- _Request_: Transcribe all of the records word for word, but omit the pictures.

>> start Raw data

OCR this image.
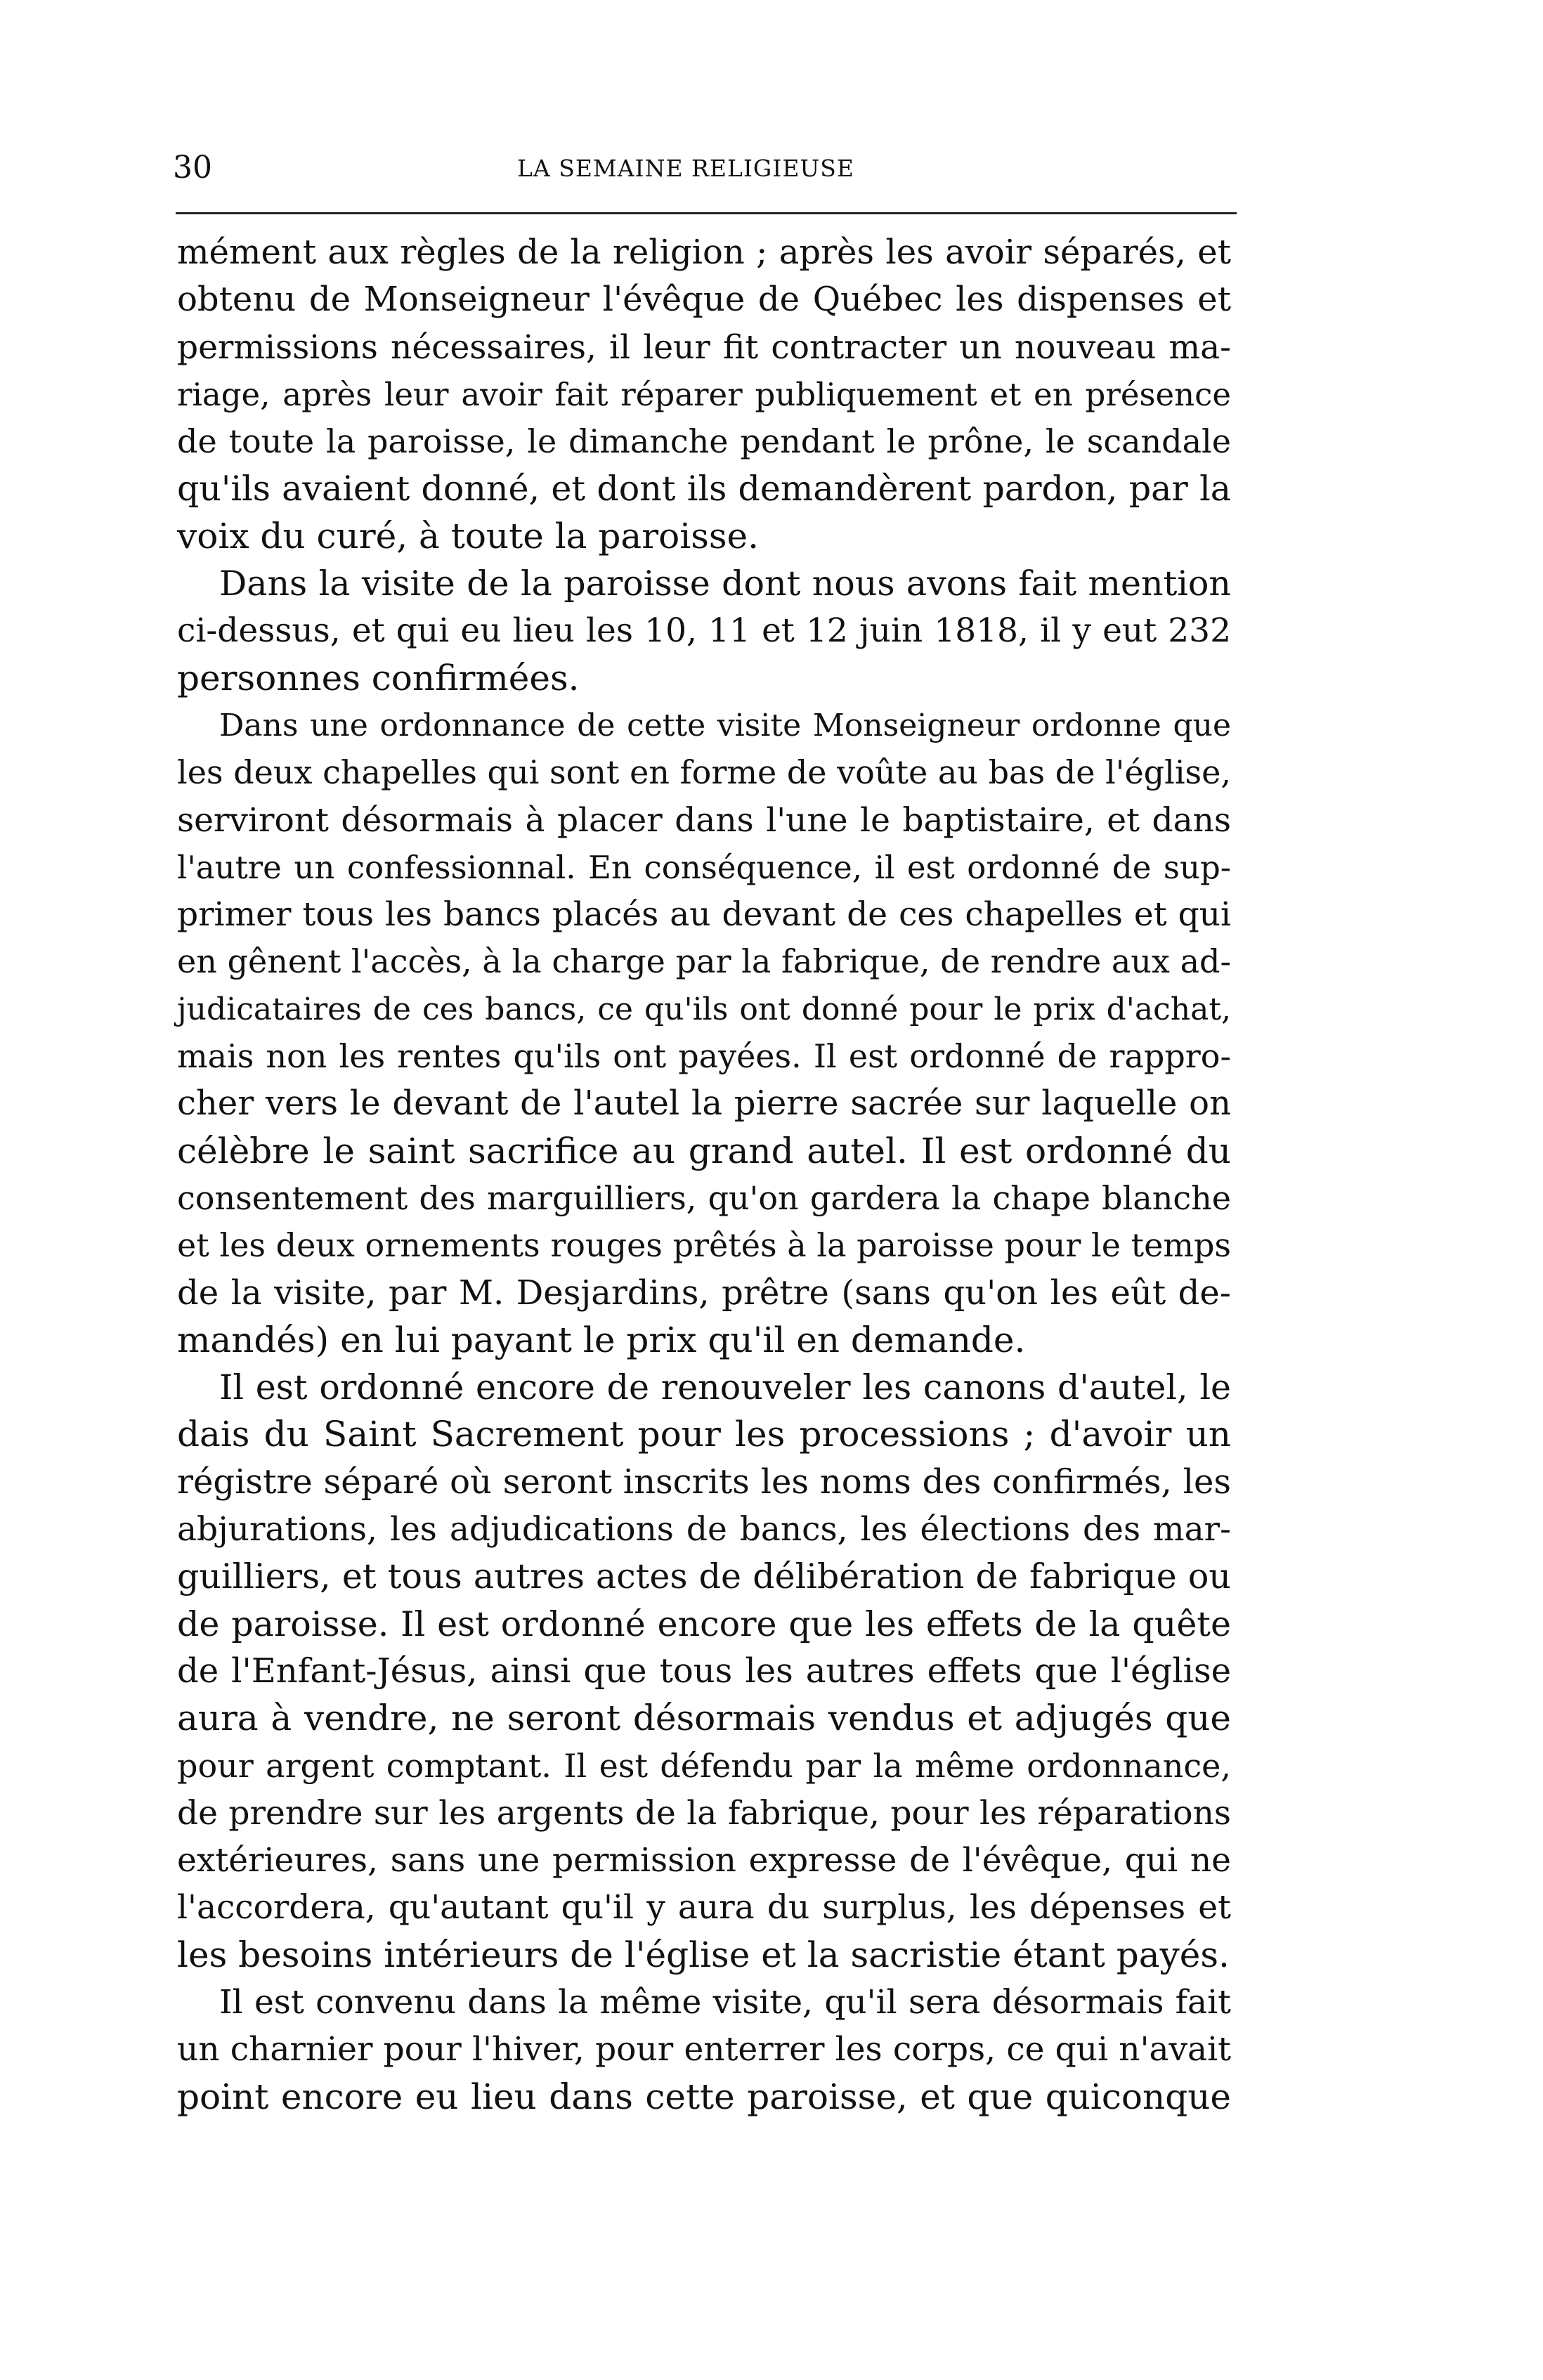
30	LA SEMAINE RELIGIEUSE
mément aux règles de la religion ; après les avoir séparés, et
obtenu de Monseigneur l'évêque de Québec les dispenses et
permissions nécessaires, il leur fit contracter un nouveau ma-
riage, après leur avoir fait réparer publiquement et en présence
de toute la paroisse, le dimanche pendant le prône, le scandale
qu'ils avaient donné, et dont ils demandèrent pardon, par la
voix du curé, à toute la paroisse.
Dans la visite de la paroisse dont nous avons fait mention
ci-dessus, et qui eu lieu les 10, 11 et 12 juin 1818, il y eut 232
personnes confirmées.
Dans une ordonnance de cette visite Monseigneur ordonne que
les deux chapelles qui sont en forme de voûte au bas de l'église,
serviront désormais à placer dans l'une le baptistaire, et dans
l'autre un confessionnal. En conséquence, il est ordonné de sup-
primer tous les bancs placés au devant de ces chapelles et qui
en gênent l'accès, à la charge par la fabrique, de rendre aux ad-
judicataires de ces bancs, ce qu'ils ont donné pour le prix d'achat,
mais non les rentes qu'ils ont payées. Il est ordonné de rappro-
cher vers le devant de l'autel la pierre sacrée sur laquelle on
célèbre le saint sacrifice au grand autel. Il est ordonné du
consentement des marguilliers, qu'on gardera la chape blanche
et les deux ornements rouges prêtés à la paroisse pour le temps
de la visite, par M. Desjardins, prêtre (sans qu'on les eût de-
mandés) en lui payant le prix qu'il en demande.
Il est ordonné encore de renouveler les canons d'autel, le
dais du Saint Sacrement pour les processions ; d'avoir un
régistre séparé où seront inscrits les noms des confirmés, les
abjurations, les adjudications de bancs, les élections des mar-
guilliers, et tous autres actes de délibération de fabrique ou
de paroisse. Il est ordonné encore que les effets de la quête
de l'Enfant-Jésus, ainsi que tous les autres effets que l'église
aura à vendre, ne seront désormais vendus et adjugés que
pour argent comptant. Il est défendu par la même ordonnance,
de prendre sur les argents de la fabrique, pour les réparations
extérieures, sans une permission expresse de l'évêque, qui ne
l'accordera, qu'autant qu'il y aura du surplus, les dépenses et
les besoins intérieurs de l'église et la sacristie étant payés.
Il est convenu dans la même visite, qu'il sera désormais fait
un charnier pour l'hiver, pour enterrer les corps, ce qui n'avait
point encore eu lieu dans cette paroisse, et que quiconque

>> end Raw data

- _Written solution_:
OCR this image.
30	LA SEMAINE RELIGIEUSE
mément aux règles de la religion ; après les avoir séparés, et
obtenu de Monseigneur l'évêque de Québec les dispenses et
permissions nécessaires, il leur fit contracter un nouveau ma-
riage, après leur avoir fait réparer publiquement et en présence
de toute la paroisse, le dimanche pendant le prône, le scandale
qu'ils avaient donné, et dont ils demandèrent pardon, par la
voix du curé, à toute la paroisse.
Dans la visite de la paroisse dont nous avons fait mention
ci-dessus, et qui eu lieu les 10, 11 et 12 juin 1818, il y eut 232
personnes confirmées.
Dans une ordonnance de cette visite Monseigneur ordonne que
les deux chapelles qui sont en forme de voûte au bas de l'église,
serviront désormais à placer dans l'une le baptistaire, et dans
l'autre un confessionnal. En conséquence, il est ordonné de sup-
primer tous les bancs placés au devant de ces chapelles et qui
en gênent l'accès, à la charge par la fabrique, de rendre aux ad-
judicataires de ces bancs, ce qu'ils ont donné pour le prix d'achat,
mais non les rentes qu'ils ont payées. Il est ordonné de rappro-
cher vers le devant de l'autel la pierre sacrée sur laquelle on
célèbre le saint sacrifice au grand autel. Il est ordonné du
consentement des marguilliers, qu'on gardera la chape blanche
et les deux ornements rouges prêtés à la paroisse pour le temps
de la visite, par M. Desjardins, prêtre (sans qu'on les eût de-
mandés) en lui payant le prix qu'il en demande.
Il est ordonné encore de renouveler les canons d'autel, le
dais du Saint Sacrement pour les processions ; d'avoir un
régistre séparé où seront inscrits les noms des confirmés, les
abjurations, les adjudications de bancs, les élections des mar-
guilliers, et tous autres actes de délibération de fabrique ou
de paroisse. Il est ordonné encore que les effets de la quête
de l'Enfant-Jésus, ainsi que tous les autres effets que l'église
aura à vendre, ne seront désormais vendus et adjugés que
pour argent comptant. Il est défendu par la même ordonnance,
de prendre sur les argents de la fabrique, pour les réparations
extérieures, sans une permission expresse de l'évêque, qui ne
l'accordera, qu'autant qu'il y aura du surplus, les dépenses et
les besoins intérieurs de l'église et la sacristie étant payés.
Il est convenu dans la même visite, qu'il sera désormais fait
un charnier pour l'hiver, pour enterrer les corps, ce qui n'avait
point encore eu lieu dans cette paroisse, et que quiconque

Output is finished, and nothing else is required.